>> start Supplied information

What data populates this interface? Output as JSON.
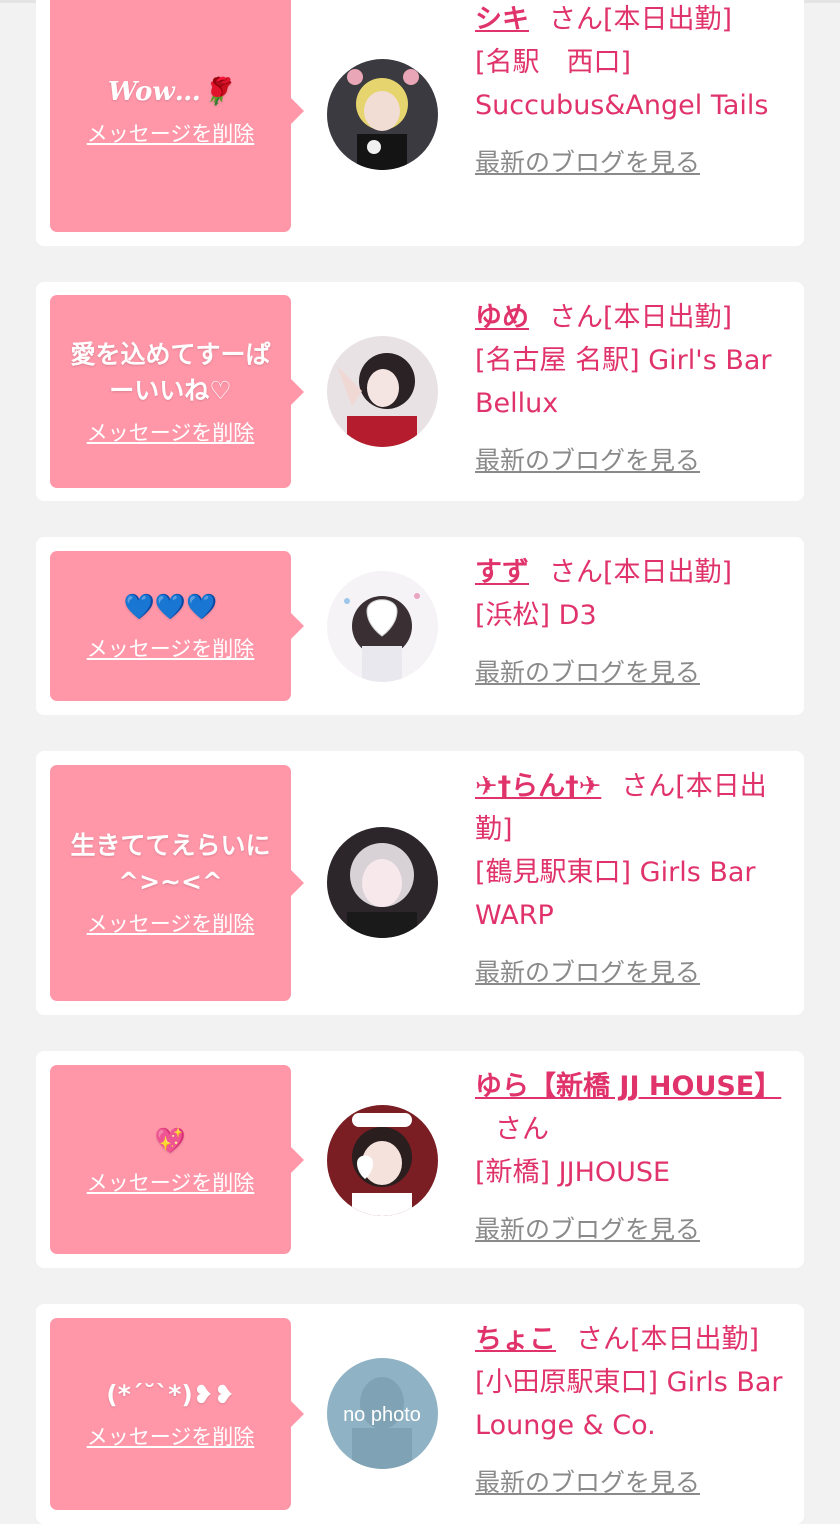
{
  "delete_label": "メッセージを削除",
  "blog_label": "最新のブログを見る",
  "colors": {
    "bubble": "#ff97a9",
    "accent": "#e0336b",
    "muted": "#8a8a8a",
    "background": "#f2f2f2"
  },
  "items": [
    {
      "message": "Wow…🌹",
      "name": "シキ",
      "honorific": "さん",
      "status": "[本日出勤]",
      "location": "[名駅　西口]",
      "store": "Succubus&Angel Tails"
    },
    {
      "message": "愛を込めてすーぱーいいね♡",
      "name": "ゆめ",
      "honorific": "さん",
      "status": "[本日出勤]",
      "location": "[名古屋 名駅]",
      "store": "Girl's Bar Bellux"
    },
    {
      "message": "💙💙💙",
      "name": "すず",
      "honorific": "さん",
      "status": "[本日出勤]",
      "location": "[浜松]",
      "store": "D3"
    },
    {
      "message": "生きててえらいに^>~<^",
      "name": "✈†らん†✈",
      "honorific": "さん",
      "status": "[本日出勤]",
      "location": "[鶴見駅東口]",
      "store": "Girls Bar WARP"
    },
    {
      "message": "💖",
      "name": "ゆら【新橋 JJ HOUSE】",
      "honorific": "さん",
      "status": "",
      "location": "[新橋]",
      "store": "JJHOUSE"
    },
    {
      "message": "(*´˘`*)❥❥",
      "name": "ちょこ",
      "honorific": "さん",
      "status": "[本日出勤]",
      "location": "[小田原駅東口]",
      "store": "Girls Bar Lounge & Co.",
      "avatar_text": "no photo"
    }
  ]
}
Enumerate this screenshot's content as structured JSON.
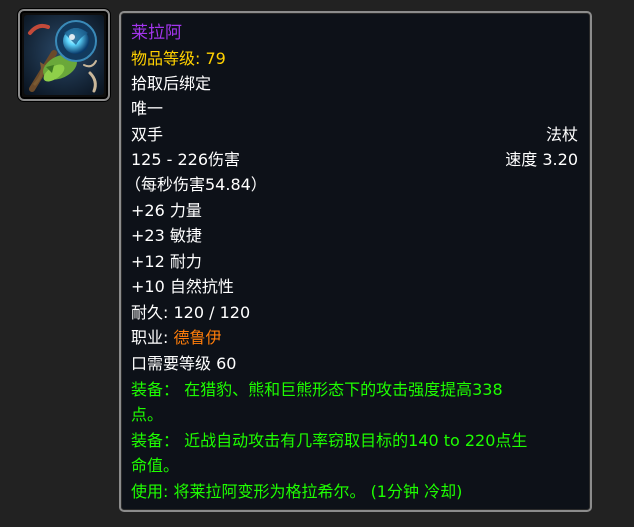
{
  "item": {
    "name": "莱拉阿",
    "item_level_label": "物品等级:",
    "item_level_value": "79",
    "binding": "拾取后绑定",
    "unique": "唯一",
    "slot": "双手",
    "weapon_type": "法杖",
    "damage": "125 - 226伤害",
    "speed": "速度 3.20",
    "dps": "（每秒伤害54.84）",
    "stats": [
      "+26 力量",
      "+23 敏捷",
      "+12 耐力",
      "+10 自然抗性"
    ],
    "durability": "耐久: 120 / 120",
    "class_label": "职业: ",
    "class_value": "德鲁伊",
    "required_level": "口需要等级 60",
    "effects": [
      "装备： 在猎豹、熊和巨熊形态下的攻击强度提高338",
      "点。",
      "装备： 近战自动攻击有几率窃取目标的140 to 220点生",
      "命值。",
      "使用: 将莱拉阿变形为格拉希尔。 (1分钟 冷却)"
    ]
  },
  "colors": {
    "name": "#a335ee",
    "item_level": "#ffd100",
    "class": "#ff7d0a",
    "effect": "#1eff00",
    "text": "#ffffff",
    "background": "#222222",
    "tooltip_bg": "#0d1118"
  },
  "icon": "staff-item-icon"
}
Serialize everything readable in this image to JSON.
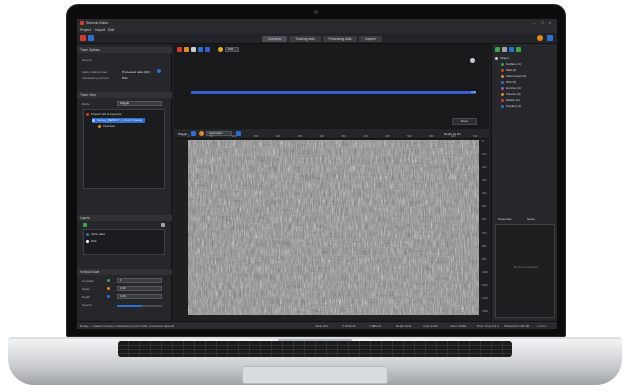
{
  "app": {
    "title": "Seismic Editor",
    "menu": [
      "Project",
      "Import",
      "Edit"
    ],
    "window_controls": [
      "–",
      "□",
      "×"
    ]
  },
  "toolbar": {
    "tabs": [
      {
        "label": "Overview",
        "active": true
      },
      {
        "label": "Tracking data",
        "active": false
      },
      {
        "label": "Processing data",
        "active": false
      },
      {
        "label": "Inspect",
        "active": false
      }
    ]
  },
  "left_panel": {
    "section1_title": "Trace Options",
    "source_label": "Source",
    "rows": [
      {
        "label": "Apply scaling rules",
        "value": "Processed data (AR)"
      },
      {
        "label": "Interleaving sources",
        "value": "RS1"
      }
    ],
    "section2_title": "Trace View",
    "mode_label": "Mode",
    "mode_value": "Wiggle",
    "tree": [
      {
        "label": "Project 101 (1 layer(s))",
        "color": "#d23b2e"
      },
      {
        "label": "Survey_RESULT_1 (3 of 3 traces)",
        "color": "#2d6fd0",
        "highlight": true
      },
      {
        "label": "Inversion",
        "color": "#e08a1e"
      }
    ],
    "layers_title": "Layers",
    "layers": [
      {
        "label": "Inline data",
        "color": "#2d6fd0"
      },
      {
        "label": "Pick",
        "color": "#ffffff"
      }
    ],
    "section3_title": "Vertical Scale",
    "controls": [
      {
        "label": "Constant",
        "value": "1",
        "color": "#3fa34d"
      },
      {
        "label": "Scale",
        "value": "1.00",
        "color": "#e08a1e"
      },
      {
        "label": "Depth",
        "value": "1.00",
        "color": "#2d6fd0"
      },
      {
        "label": "Opacity",
        "value": "",
        "level": 0.55
      }
    ]
  },
  "center": {
    "zoom_value": "100",
    "view_toolbar_label": "Wiggle",
    "view_toolbar_select": "Automatic",
    "view_toolbar_right": "Depth 10 km",
    "track_value": "0.00",
    "track_right_label": "Move",
    "x_ticks": [
      "0",
      "50",
      "100",
      "150",
      "200",
      "250",
      "300",
      "350",
      "400",
      "450",
      "500",
      "550",
      "600",
      "650"
    ],
    "y_ticks": [
      "0",
      "100",
      "200",
      "300",
      "400",
      "500",
      "600",
      "700",
      "800",
      "900",
      "1000",
      "1100",
      "1200",
      "1300"
    ]
  },
  "right_panel": {
    "tree": [
      {
        "label": "Object",
        "color": "#c9cdd1"
      },
      {
        "label": "Surface (3)",
        "color": "#3fa34d"
      },
      {
        "label": "Well (2)",
        "color": "#d23b2e"
      },
      {
        "label": "Fault traces (3)",
        "color": "#e08a1e"
      },
      {
        "label": "Pick (5)",
        "color": "#2d6fd0"
      },
      {
        "label": "Horizon (4)",
        "color": "#9b59b6"
      },
      {
        "label": "Volume (4)",
        "color": "#e08a1e"
      },
      {
        "label": "Marker (2)",
        "color": "#d23b2e"
      },
      {
        "label": "Polyline (2)",
        "color": "#2d6fd0"
      }
    ],
    "bottom_tabs": [
      "Properties",
      "Notes"
    ],
    "empty_message": "No items selected"
  },
  "statusbar": {
    "left": "Ready — loaded 3 traces, interleaving source RS1, processed data AR",
    "items": [
      "Inline 231",
      "X 1032.45",
      "Y 880.12",
      "Depth 1041",
      "Amp 0.432",
      "Zoom 100%",
      "Proc. Time 0.3 s",
      "Streamed 1.48 GB"
    ],
    "right": "v 2.4.1"
  }
}
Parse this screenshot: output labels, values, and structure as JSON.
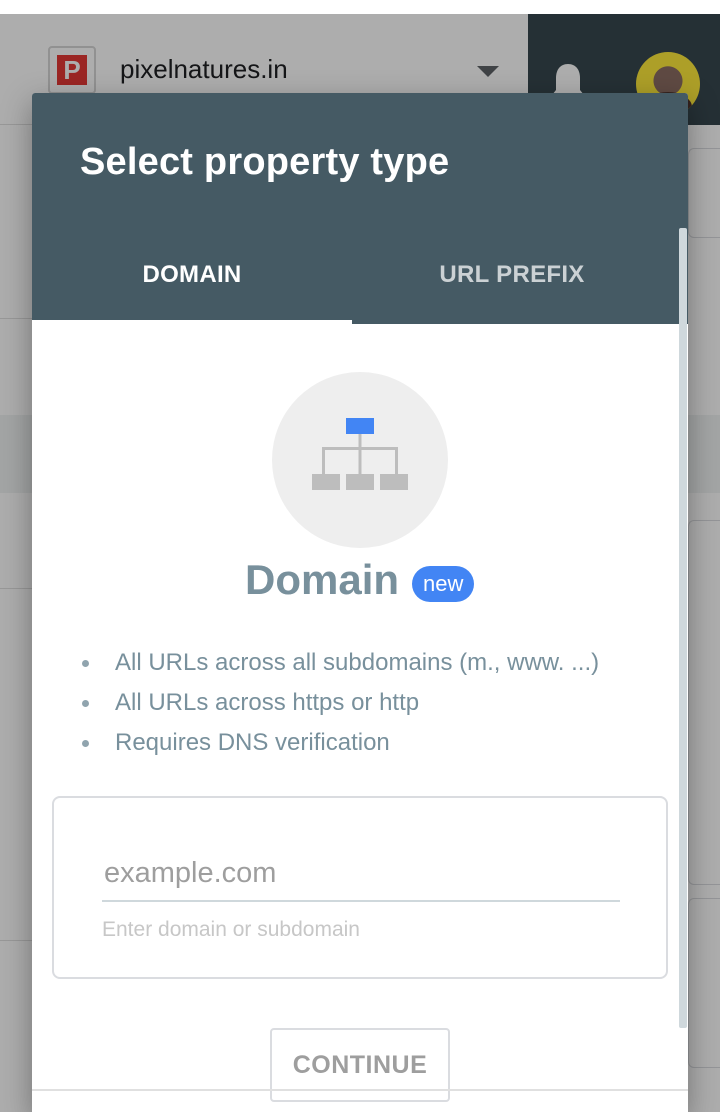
{
  "background": {
    "property": {
      "logo_letter": "P",
      "name": "pixelnatures.in"
    }
  },
  "dialog": {
    "title": "Select property type",
    "tabs": [
      {
        "label": "DOMAIN",
        "active": true
      },
      {
        "label": "URL PREFIX",
        "active": false
      }
    ],
    "option": {
      "heading": "Domain",
      "badge": "new",
      "bullets": [
        "All URLs across all subdomains (m., www. ...)",
        "All URLs across https or http",
        "Requires DNS verification"
      ]
    },
    "input": {
      "value": "",
      "placeholder": "example.com",
      "helper": "Enter domain or subdomain"
    },
    "continue_label": "CONTINUE"
  },
  "colors": {
    "header": "#455a64",
    "accent": "#4285f4",
    "muted_text": "#78909c"
  },
  "icons": {
    "domain_hierarchy": "sitemap-icon",
    "dropdown": "caret-down-icon",
    "notifications": "bell-icon"
  }
}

>> end Supplied information

What to work on.
Within the data above, pick out all lines holding the word "JSON".

Finished exercise.
What data populates this interface? Output as JSON.
Enumerate this screenshot's content as structured JSON.
Serialize everything readable in this image to JSON.
Parse this screenshot: output labels, values, and structure as JSON.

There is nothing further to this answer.